_What is asked_:
#1 In the Apprentice magazine post, what name did the group targeting the over 65s come up with?
#2 Write what comes next in the Apprentice magazine post, continuing after its final sentence.

_Text section_:
-=-=-=-=-

Published June 28, 2011
In one of the episodes of The Apprentice the groups are tasked with creating a free, advertising funded, magazine. While one group goes for the over 65’s in an effort to replace the old with the new hip (and come up with the very catchy name ‘Hip Replacement’) way of life that today’s much more active pensioners are after, the other group decides to create a Lad’s Mag. The latter includes all those things that ‘lads’ are into. A bit of business, a feature on ‘blowing your load’ (read ‘spending your money’) and of course – girls. With their first edition fresh from thee printers the group turn to the lined up media advertising agencies to sell their Lad’s Mag. This is not proving quite as successful as they had hoped, at least not at first. In fact one of the potential buyers says the magazine made him feel like he had been thrown back to the 90’s again. His reasoning is simply that none of the companies looking for advertising through his agency are interested in being connected with lightly dressed girls (anymore).

-=-=-=-=-

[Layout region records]

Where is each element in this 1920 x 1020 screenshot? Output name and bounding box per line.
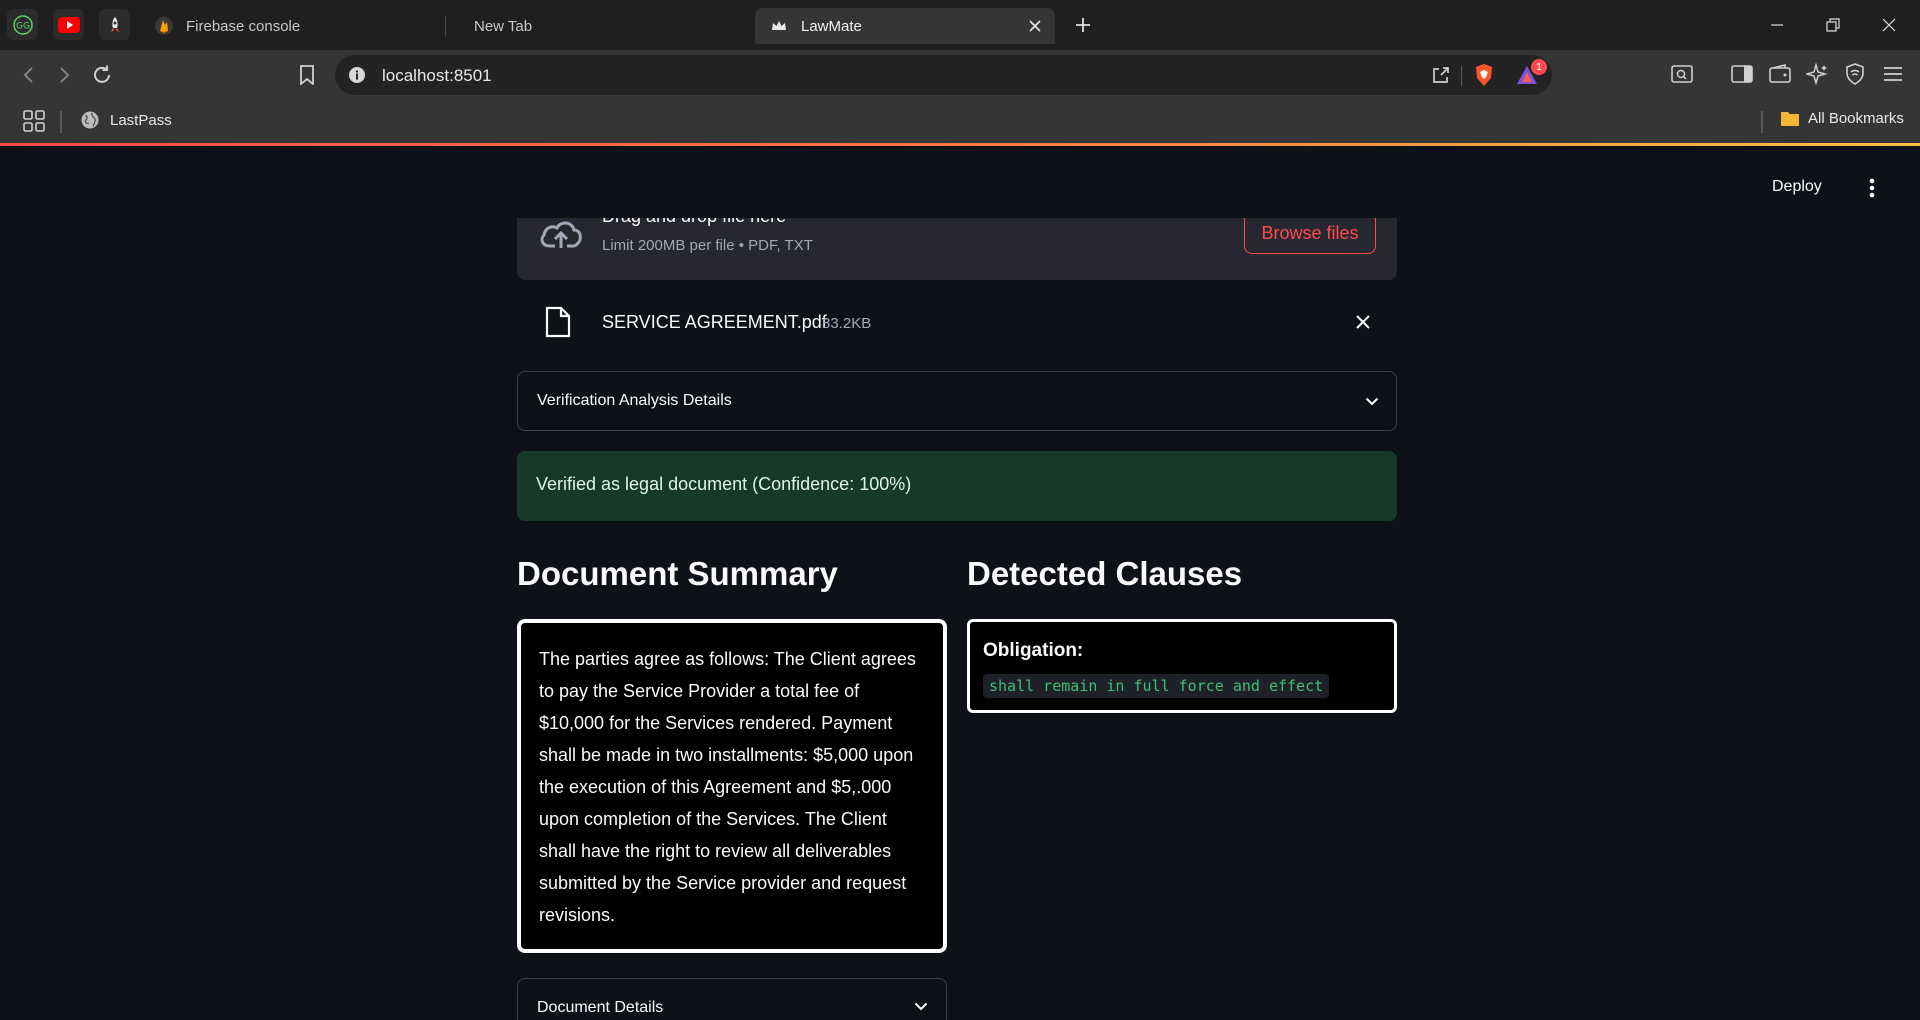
rocket-icon: [110, 16, 119, 32]
menu-icon[interactable]: [1879, 60, 1907, 88]
browser-tabstrip: GG Firebase console New Tab LawMate: [0, 0, 1920, 50]
vpn-shield-icon[interactable]: [1841, 60, 1869, 88]
summary-heading: Document Summary: [517, 555, 838, 592]
clause-type-label: Obligation:: [983, 640, 1084, 661]
summary-card: The parties agree as follows: The Client…: [517, 619, 947, 953]
pinned-tab-youtube[interactable]: [53, 9, 84, 40]
forward-arrow-icon: [60, 67, 70, 83]
wallet-icon[interactable]: [1766, 60, 1794, 88]
share-icon[interactable]: [1429, 63, 1453, 87]
all-bookmarks-label: All Bookmarks: [1808, 110, 1904, 127]
close-icon: [1882, 18, 1896, 32]
uploaded-file-row: SERVICE AGREEMENT.pdf 83.2KB: [517, 298, 1397, 350]
chevron-down-icon: [911, 996, 931, 1016]
vertical-dots-icon: [1869, 178, 1875, 198]
globe-icon: [81, 111, 99, 129]
tab-new-tab[interactable]: New Tab: [448, 8, 750, 44]
url-text[interactable]: localhost:8501: [382, 66, 492, 86]
leo-ai-icon[interactable]: [1803, 60, 1831, 88]
app-header: [0, 146, 1920, 218]
app-main: Deploy Drag and drop file here Limit 200…: [0, 146, 1920, 1020]
back-arrow-icon: [23, 67, 33, 83]
folder-icon: [1781, 112, 1799, 126]
main-menu-button[interactable]: [1860, 176, 1884, 200]
reload-icon: [94, 65, 110, 83]
deploy-button[interactable]: Deploy: [1772, 178, 1822, 196]
restore-button[interactable]: [1818, 10, 1848, 40]
tab-label: LawMate: [801, 17, 862, 35]
youtube-icon: [57, 16, 80, 33]
svg-text:GG: GG: [16, 21, 30, 31]
rewards-badge: 1: [1531, 59, 1547, 75]
restore-icon: [1826, 18, 1840, 32]
expander-label: Document Details: [537, 999, 664, 1016]
uploaded-file-name: SERVICE AGREEMENT.pdf: [602, 312, 827, 332]
crown-icon: [769, 16, 789, 36]
tab-lawmate[interactable]: LawMate: [755, 8, 1055, 44]
pinned-tab-gg[interactable]: GG: [7, 9, 38, 40]
new-tab-button[interactable]: [1070, 12, 1096, 38]
bookmarks-divider: [1761, 111, 1763, 133]
cloud-upload-icon: [540, 221, 582, 248]
summary-text: The parties agree as follows: The Client…: [539, 649, 916, 925]
clause-card: Obligation: shall remain in full force a…: [967, 619, 1397, 713]
uploaded-file-size: 83.2KB: [822, 315, 872, 332]
back-button[interactable]: [14, 60, 44, 90]
bookmark-lastpass[interactable]: LastPass: [80, 110, 172, 130]
browse-files-button[interactable]: Browse files: [1244, 212, 1376, 254]
all-bookmarks-button[interactable]: All Bookmarks: [1780, 110, 1904, 127]
forward-button[interactable]: [49, 60, 79, 90]
bookmarks-bar: LastPass All Bookmarks: [0, 100, 1920, 144]
minimize-icon: [1771, 24, 1783, 26]
apps-grid-icon[interactable]: [22, 109, 46, 133]
site-info-icon[interactable]: [347, 65, 367, 85]
success-alert: Verified as legal document (Confidence: …: [517, 451, 1397, 521]
file-icon: [545, 306, 571, 338]
tab-label: Firebase console: [186, 17, 301, 35]
document-details-expander[interactable]: Document Details: [517, 978, 947, 1020]
sidebar-icon[interactable]: [1728, 60, 1756, 88]
address-bar[interactable]: localhost:8501 1: [335, 55, 1552, 95]
clause-text-code: shall remain in full force and effect: [983, 674, 1330, 698]
close-icon: [1356, 315, 1370, 329]
verification-details-expander[interactable]: Verification Analysis Details: [517, 371, 1397, 431]
bookmark-icon: [300, 65, 314, 85]
uploader-limit: Limit 200MB per file • PDF, TXT: [602, 237, 813, 254]
expander-label: Verification Analysis Details: [537, 392, 732, 409]
omnibox-divider: [1461, 66, 1462, 86]
tab-divider: [445, 16, 446, 36]
minimize-button[interactable]: [1762, 10, 1792, 40]
close-window-button[interactable]: [1874, 10, 1904, 40]
bookmark-page-button[interactable]: [292, 60, 322, 90]
firebase-icon: [154, 16, 174, 36]
chevron-down-icon: [1362, 391, 1382, 411]
close-tab-icon[interactable]: [1025, 16, 1045, 36]
reload-button[interactable]: [87, 60, 117, 90]
bookmarks-divider: [60, 111, 62, 133]
plus-icon: [1076, 18, 1090, 32]
success-message: Verified as legal document (Confidence: …: [536, 474, 912, 494]
remove-file-button[interactable]: [1351, 310, 1375, 334]
tab-firebase-console[interactable]: Firebase console: [140, 8, 442, 44]
search-tabs-icon[interactable]: [1668, 60, 1696, 88]
clauses-heading: Detected Clauses: [967, 555, 1243, 592]
tab-label: New Tab: [474, 17, 533, 35]
gg-logo-icon: GG: [12, 14, 33, 35]
bookmark-label: LastPass: [110, 111, 172, 129]
brave-shields-icon[interactable]: [1472, 63, 1496, 87]
pinned-tab-rocket[interactable]: [99, 9, 130, 40]
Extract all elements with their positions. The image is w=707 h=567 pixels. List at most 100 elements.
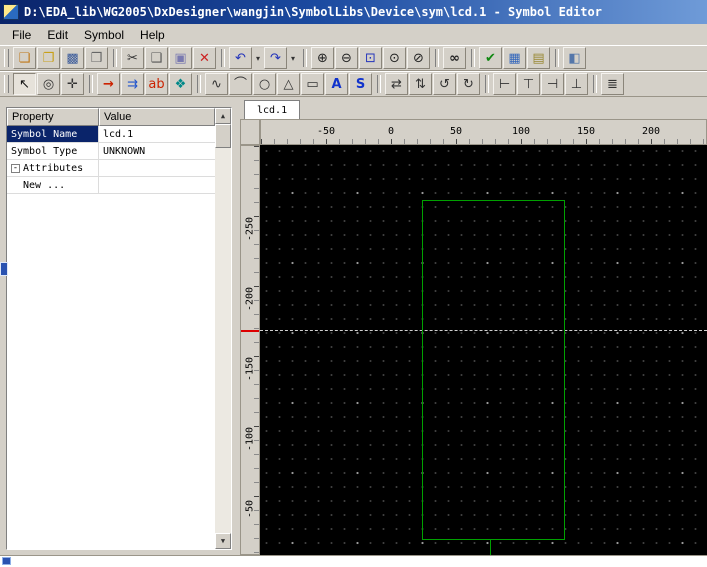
toolbar-draw-buttons: ↖ ◎ ✛ → ⇉ ab ❖ ∿ ⌒ ○ △ ▭ A S ⇄ ⇅ ↺ ↻ ⊢ ⊤ ⊣ ⊥ ≣ (13, 73, 625, 95)
attribute-editor-button[interactable]: ▤ (527, 47, 550, 69)
flip-vertical-button[interactable]: ⇅ (409, 73, 432, 95)
paste-icon: ▣ (174, 50, 187, 66)
zoom-in-button[interactable]: ⊕ (311, 47, 334, 69)
scroll-up-button[interactable]: ▲ (215, 108, 231, 124)
new-symbol-button[interactable]: ❏ (13, 47, 36, 69)
symbol-body-rectangle[interactable] (422, 200, 565, 540)
align-top-button[interactable]: ⊤ (517, 73, 540, 95)
property-name-cell[interactable]: New ... (7, 177, 99, 193)
toolbar-grip[interactable] (4, 49, 9, 67)
align-left-button[interactable]: ⊢ (493, 73, 516, 95)
menu-help[interactable]: Help (132, 26, 173, 44)
grid-toggle-button[interactable]: ▦ (503, 47, 526, 69)
app-icon (3, 4, 19, 20)
symbol-pin-stub[interactable] (490, 540, 491, 555)
check-symbol-button[interactable]: ✔ (479, 47, 502, 69)
zoom-out-button[interactable]: ⊖ (335, 47, 358, 69)
zoom-previous-button[interactable]: ⊘ (407, 47, 430, 69)
delete-button[interactable]: ✕ (193, 47, 216, 69)
rotate-left-button[interactable]: ↺ (433, 73, 456, 95)
grid-toggle-icon: ▦ (508, 50, 521, 66)
attribute-editor-icon: ▤ (532, 50, 545, 66)
document-tab[interactable]: lcd.1 (244, 100, 301, 120)
circle-tool-button[interactable]: ○ (253, 73, 276, 95)
property-name-cell[interactable]: Symbol Name (7, 126, 99, 142)
scrollbar-thumb[interactable] (215, 124, 231, 148)
zoom-tool-button[interactable]: ◎ (37, 73, 60, 95)
rectangle-tool-button[interactable]: ▭ (301, 73, 324, 95)
align-bottom-button[interactable]: ⊥ (565, 73, 588, 95)
paste-button[interactable]: ▣ (169, 47, 192, 69)
toolbar-grip[interactable] (4, 75, 9, 93)
zoom-full-icon: ⊙ (389, 50, 400, 66)
title-bar[interactable]: D:\EDA_lib\WG2005\DxDesigner\wangjin\Sym… (0, 0, 707, 24)
zoom-full-button[interactable]: ⊙ (383, 47, 406, 69)
status-bar (0, 555, 707, 567)
add-pin-button[interactable]: → (97, 73, 120, 95)
toolbar-main-buttons: ❏ ❐ ▩ ❒ ✂ ❑ ▣ ✕ ↶ ▾ ↷ ▾ ⊕ ⊖ ⊡ ⊙ ⊘ ∞ ✔ ▦ ▤ ◧ (13, 47, 587, 69)
zoom-tool-icon: ◎ (42, 76, 55, 92)
scrollbar-track[interactable] (215, 124, 231, 533)
toolbar-separator (89, 75, 93, 93)
polygon-tool-button[interactable]: △ (277, 73, 300, 95)
property-panel-scrollbar[interactable]: ▲ ▼ (215, 108, 231, 549)
print-icon: ❒ (90, 50, 103, 66)
print-button[interactable]: ❒ (85, 47, 108, 69)
cut-icon: ✂ (127, 50, 138, 66)
property-row[interactable]: New ... (7, 177, 215, 194)
menu-file[interactable]: File (4, 26, 39, 44)
hruler-label: 50 (449, 126, 463, 137)
select-tool-icon: ↖ (19, 76, 30, 92)
undo-dropdown[interactable]: ▾ (253, 47, 263, 69)
arc-tool-button[interactable]: ⌒ (229, 73, 252, 95)
copy-button[interactable]: ❑ (145, 47, 168, 69)
options-dialog-icon: ◧ (568, 50, 581, 66)
save-button[interactable]: ▩ (61, 47, 84, 69)
redo-icon: ↷ (270, 50, 281, 66)
property-rows: Symbol Name lcd.1 Symbol Type UNKNOWN - Attri… (7, 126, 215, 549)
pin-name-button[interactable]: ab (145, 73, 168, 95)
signal-tool-button[interactable]: S (349, 73, 372, 95)
select-tool-button[interactable]: ↖ (13, 73, 36, 95)
zoom-previous-icon: ⊘ (413, 50, 424, 66)
zoom-window-button[interactable]: ⊡ (359, 47, 382, 69)
collapse-box[interactable]: - (11, 163, 20, 173)
menu-edit[interactable]: Edit (39, 26, 76, 44)
spline-tool-button[interactable]: ∿ (205, 73, 228, 95)
property-value-cell[interactable] (99, 177, 215, 193)
cut-button[interactable]: ✂ (121, 47, 144, 69)
flip-horizontal-button[interactable]: ⇄ (385, 73, 408, 95)
canvas[interactable] (260, 145, 707, 555)
status-app-icon (2, 557, 11, 565)
menu-symbol[interactable]: Symbol (76, 26, 132, 44)
property-value-cell[interactable]: lcd.1 (99, 126, 215, 142)
distribute-button[interactable]: ≣ (601, 73, 624, 95)
undo-button[interactable]: ↶ (229, 47, 252, 69)
redo-dropdown[interactable]: ▾ (288, 47, 298, 69)
hruler-label: -50 (316, 126, 336, 137)
property-row[interactable]: Symbol Type UNKNOWN (7, 143, 215, 160)
redo-button[interactable]: ↷ (264, 47, 287, 69)
scroll-down-button[interactable]: ▼ (215, 533, 231, 549)
pin-attributes-button[interactable]: ❖ (169, 73, 192, 95)
find-button[interactable]: ∞ (443, 47, 466, 69)
options-dialog-button[interactable]: ◧ (563, 47, 586, 69)
property-row[interactable]: Symbol Name lcd.1 (7, 126, 215, 143)
hruler-ticks (261, 139, 706, 144)
property-name-cell[interactable]: Symbol Type (7, 143, 99, 159)
align-right-icon: ⊣ (546, 76, 559, 92)
property-row[interactable]: - Attributes (7, 160, 215, 177)
value-column-header[interactable]: Value (99, 108, 215, 126)
pan-tool-button[interactable]: ✛ (61, 73, 84, 95)
text-tool-button[interactable]: A (325, 73, 348, 95)
property-value-cell[interactable] (99, 160, 215, 176)
property-name-cell[interactable]: - Attributes (7, 160, 99, 176)
property-value-cell[interactable]: UNKNOWN (99, 143, 215, 159)
property-column-header[interactable]: Property (7, 108, 99, 126)
open-button[interactable]: ❐ (37, 47, 60, 69)
docked-window-icon[interactable] (0, 262, 8, 276)
hruler-label: 0 (387, 126, 395, 137)
add-pin-array-button[interactable]: ⇉ (121, 73, 144, 95)
rotate-right-button[interactable]: ↻ (457, 73, 480, 95)
align-right-button[interactable]: ⊣ (541, 73, 564, 95)
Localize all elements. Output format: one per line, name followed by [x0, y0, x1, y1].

-=-=-=-=-

_Responses by task_:
#1 'Hip Replacement'

#2
As I read Ashley Crain’s column on Golfweek.com I wonder if this an experience that might hit the LPGA Tour and possibly other women’s sports soon? That is if it hasn’t already. Judging by the comments Ashley has had this is a hot topic. And there isn’t just guys in the one corner of the ring. As so often before the trick with leading the market is getting there first. I do not think that was what the men in badminton did when they tried to pursue the idea of women having to play in a skirt. Luckily they backtracked. So the question now is – what comes next?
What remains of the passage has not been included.